_PROBLEM_:
In the listing below, track down every line that contains the string "document" with the same uppercase and lowercase letters, and copy each of those lines.

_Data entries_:
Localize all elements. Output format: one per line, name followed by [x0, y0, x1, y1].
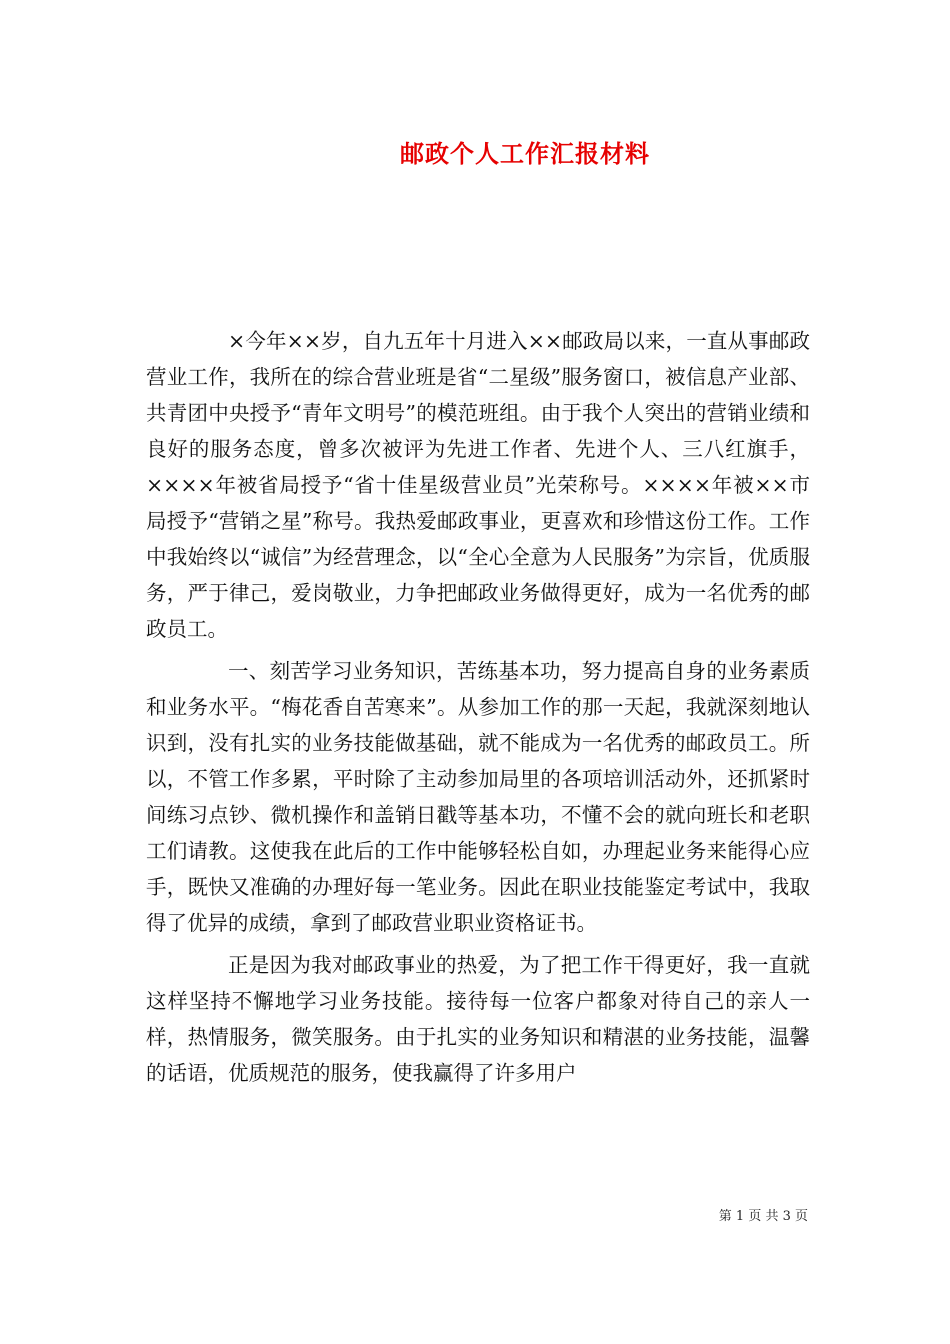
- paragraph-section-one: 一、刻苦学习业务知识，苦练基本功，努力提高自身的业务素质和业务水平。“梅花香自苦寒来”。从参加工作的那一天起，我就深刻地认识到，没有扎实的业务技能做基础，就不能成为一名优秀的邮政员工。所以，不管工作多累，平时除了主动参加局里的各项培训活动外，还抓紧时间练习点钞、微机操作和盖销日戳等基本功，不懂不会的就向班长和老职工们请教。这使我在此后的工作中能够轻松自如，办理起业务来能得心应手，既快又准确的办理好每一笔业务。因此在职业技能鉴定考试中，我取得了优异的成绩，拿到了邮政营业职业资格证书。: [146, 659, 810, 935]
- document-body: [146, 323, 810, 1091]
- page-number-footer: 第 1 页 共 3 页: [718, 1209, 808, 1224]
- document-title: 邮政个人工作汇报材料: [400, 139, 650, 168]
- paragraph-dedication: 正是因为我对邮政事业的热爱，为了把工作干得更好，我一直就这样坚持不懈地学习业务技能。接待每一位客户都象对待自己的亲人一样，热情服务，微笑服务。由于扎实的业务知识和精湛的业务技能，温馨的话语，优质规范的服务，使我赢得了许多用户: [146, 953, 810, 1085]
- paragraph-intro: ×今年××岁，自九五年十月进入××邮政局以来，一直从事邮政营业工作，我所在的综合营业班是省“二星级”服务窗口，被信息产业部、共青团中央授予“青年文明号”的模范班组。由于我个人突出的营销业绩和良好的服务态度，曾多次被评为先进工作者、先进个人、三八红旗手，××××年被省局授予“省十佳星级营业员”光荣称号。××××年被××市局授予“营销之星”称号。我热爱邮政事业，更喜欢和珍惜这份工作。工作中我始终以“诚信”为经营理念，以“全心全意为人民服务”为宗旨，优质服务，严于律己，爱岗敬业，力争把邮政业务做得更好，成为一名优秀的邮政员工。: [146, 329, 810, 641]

_REPLY_:
- document-body: [146, 323, 810, 1091]
- document-title: 邮政个人工作汇报材料: [400, 139, 650, 168]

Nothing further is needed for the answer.